Start of Record excerpts
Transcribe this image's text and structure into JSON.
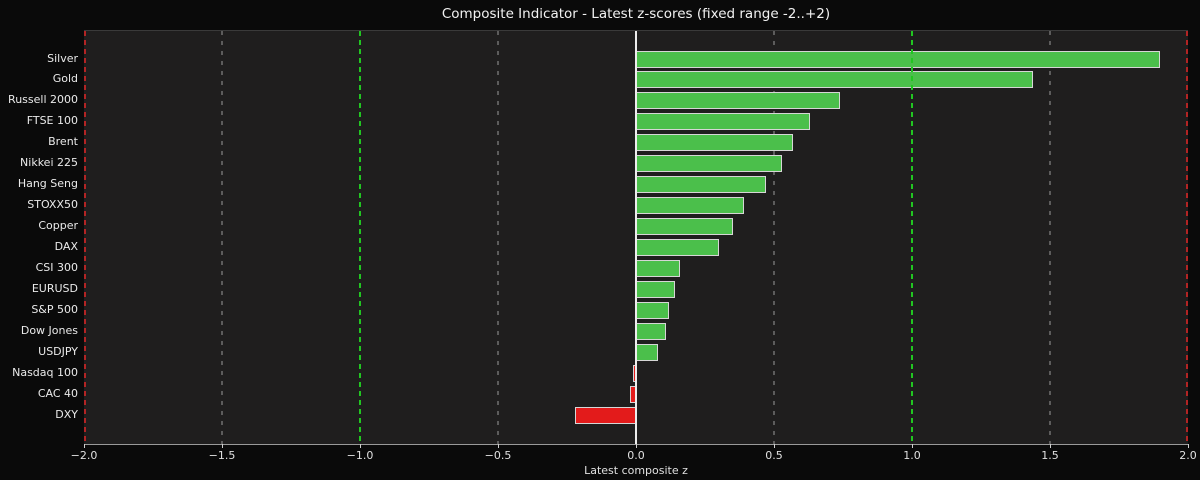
{
  "title": "Composite Indicator - Latest z-scores (fixed range -2..+2)",
  "xlabel": "Latest composite z",
  "chart_data": {
    "type": "bar",
    "orientation": "horizontal",
    "title": "Composite Indicator - Latest z-scores (fixed range -2..+2)",
    "xlabel": "Latest composite z",
    "xlim": [
      -2,
      2
    ],
    "grid": "vertical-dashed",
    "categories": [
      "Silver",
      "Gold",
      "Russell 2000",
      "FTSE 100",
      "Brent",
      "Nikkei 225",
      "Hang Seng",
      "STOXX50",
      "Copper",
      "DAX",
      "CSI 300",
      "EURUSD",
      "S&P 500",
      "Dow Jones",
      "USDJPY",
      "Nasdaq 100",
      "CAC 40",
      "DXY"
    ],
    "values": [
      1.9,
      1.44,
      0.74,
      0.63,
      0.57,
      0.53,
      0.47,
      0.39,
      0.35,
      0.3,
      0.16,
      0.14,
      0.12,
      0.11,
      0.08,
      -0.01,
      -0.02,
      -0.22
    ],
    "x_ticks": [
      "-2.0",
      "-1.5",
      "-1.0",
      "-0.5",
      "0.0",
      "0.5",
      "1.0",
      "1.5",
      "2.0"
    ],
    "x_tick_values": [
      -2.0,
      -1.5,
      -1.0,
      -0.5,
      0.0,
      0.5,
      1.0,
      1.5,
      2.0
    ],
    "reference_lines": {
      "zero_line": 0,
      "green_dashed": [
        -1.0,
        1.0
      ],
      "red_dashed": [
        -2.0,
        2.0
      ],
      "gray_dashed": [
        -1.5,
        -0.5,
        0.5,
        1.5
      ]
    },
    "colors": {
      "positive_bar": "#4bbf4b",
      "negative_bar": "#e31b1b",
      "bar_edge": "#d6d6d6",
      "zero_line": "#ededed",
      "green_reference": "#21c621",
      "red_reference": "#b22424",
      "gray_grid": "#8f8f8f",
      "axes_background": "#1f1e1e",
      "figure_background": "#0a0a0a"
    }
  }
}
End of Record excerpts
_Stated problem:_ Identify all lines in the records above with the word "fixed".

_Solution to this exercise:_
  "title": "Composite Indicator - Latest z-scores (fixed range -2..+2)",
    "title": "Composite Indicator - Latest z-scores (fixed range -2..+2)",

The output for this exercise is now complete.